> Given text:
⁂
WHAT DOESN’T HAPPEN CAN KILL (ECONOMY)

EDU DDA Dec. 3, 2024

Summary: It’s not just that JOLTS hiring was weak again, very nearly matching June’s shocking low, the consequences of that are piling up again in all-too familiar ways. The reason why the economy never recovered from 2008 was the lack of hiring following the crisis. We had already seen that once before in the 21st century, following the dot-com recession. The hiring rate here in 2024 is already worse than that time, around the same as coming out of the 2010s.

Hiring in the month of October tumbled yet again. The dismal result from JOLTS was immediately dismissed as the work of Helene and Milton. On the contrary, hiring fell sharply back in June and though the rate improved from there it didn’t shift the trend. In other words, October’s low not far from June is the fourth in five months pointing to big trouble in employment.

Another datapoint on a growing list, joining incomes, the unemployment rate and even participation.
⁂
> Given data:
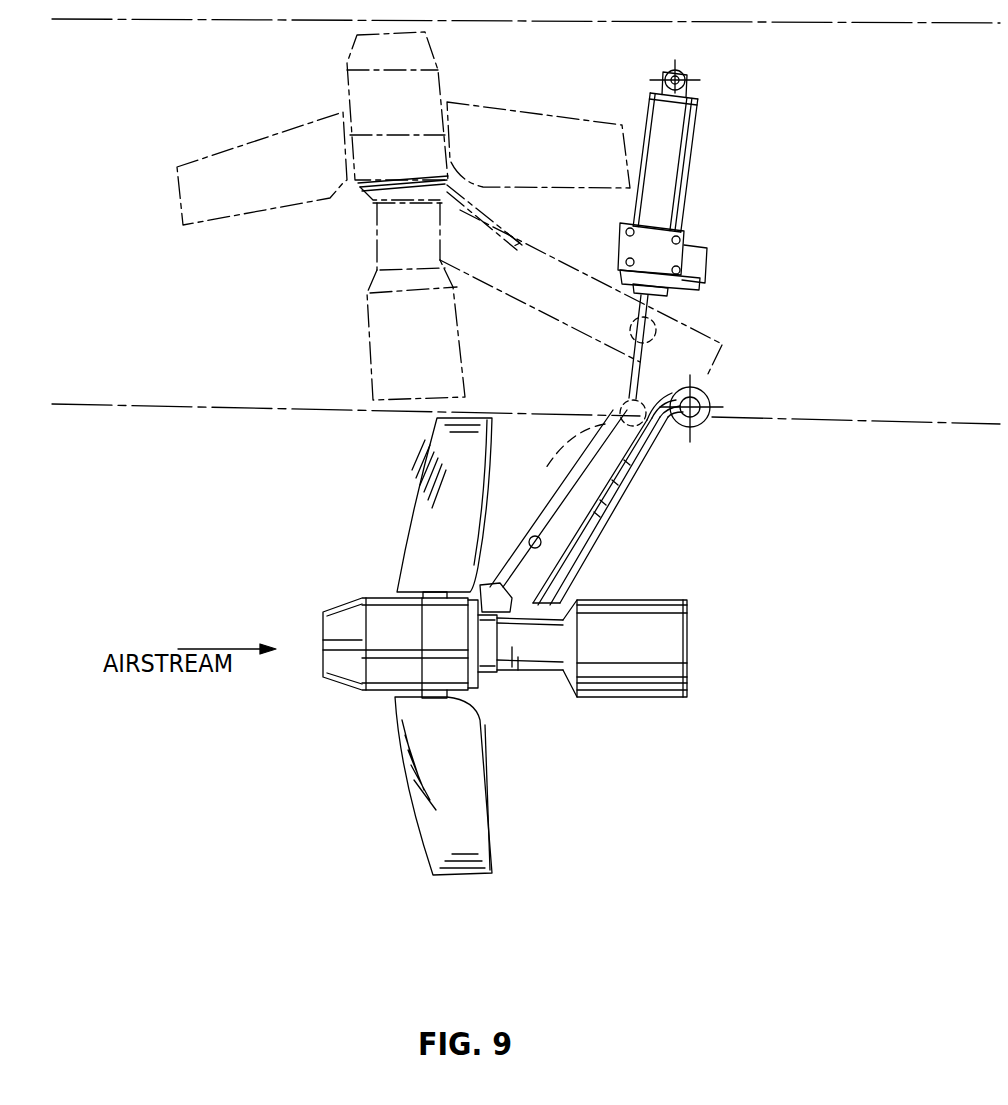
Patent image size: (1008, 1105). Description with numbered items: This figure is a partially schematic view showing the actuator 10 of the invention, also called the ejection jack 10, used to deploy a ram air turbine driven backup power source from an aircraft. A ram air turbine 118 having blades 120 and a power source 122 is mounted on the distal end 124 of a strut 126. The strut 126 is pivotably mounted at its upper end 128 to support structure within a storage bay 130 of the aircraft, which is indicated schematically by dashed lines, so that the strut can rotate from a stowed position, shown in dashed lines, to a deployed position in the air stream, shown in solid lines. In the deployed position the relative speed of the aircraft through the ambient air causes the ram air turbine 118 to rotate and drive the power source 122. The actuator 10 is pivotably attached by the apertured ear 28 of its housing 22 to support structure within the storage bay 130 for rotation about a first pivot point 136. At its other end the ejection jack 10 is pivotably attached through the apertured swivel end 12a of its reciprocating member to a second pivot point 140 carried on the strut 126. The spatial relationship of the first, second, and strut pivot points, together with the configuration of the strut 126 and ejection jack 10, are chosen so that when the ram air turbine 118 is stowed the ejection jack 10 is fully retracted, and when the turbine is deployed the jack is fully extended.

The actuator 10 is at (629, 318).
The housing 22 is at (690, 172).
The apertured ear 28 is at (683, 68).
The first pivot point 136 is at (688, 76).
The upper end 128 is at (700, 400).
The apertured swivel end 12a is at (622, 404).
The second pivot point 140 is at (557, 460).
The strut 126 is at (604, 515).
The distal end 124 is at (531, 680).
The power source 122 is at (652, 690).
The blades 120 is at (437, 863).
The ram air turbine 118 is at (349, 703).
The storage bay 130 is at (276, 321).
⁂
> Stated exercise: Write out the JOLTS hiring article above again in full, word for word.

> Output:
WHAT DOESN’T HAPPEN CAN KILL (ECONOMY)

EDU DDA Dec. 3, 2024

Summary: It’s not just that JOLTS hiring was weak again, very nearly matching June’s shocking low, the consequences of that are piling up again in all-too familiar ways. The reason why the economy never recovered from 2008 was the lack of hiring following the crisis. We had already seen that once before in the 21st century, following the dot-com recession. The hiring rate here in 2024 is already worse than that time, around the same as coming out of the 2010s.

Hiring in the month of October tumbled yet again. The dismal result from JOLTS was immediately dismissed as the work of Helene and Milton. On the contrary, hiring fell sharply back in June and though the rate improved from there it didn’t shift the trend. In other words, October’s low not far from June is the fourth in five months pointing to big trouble in employment.

Another datapoint on a growing list, joining incomes, the unemployment rate and even participation.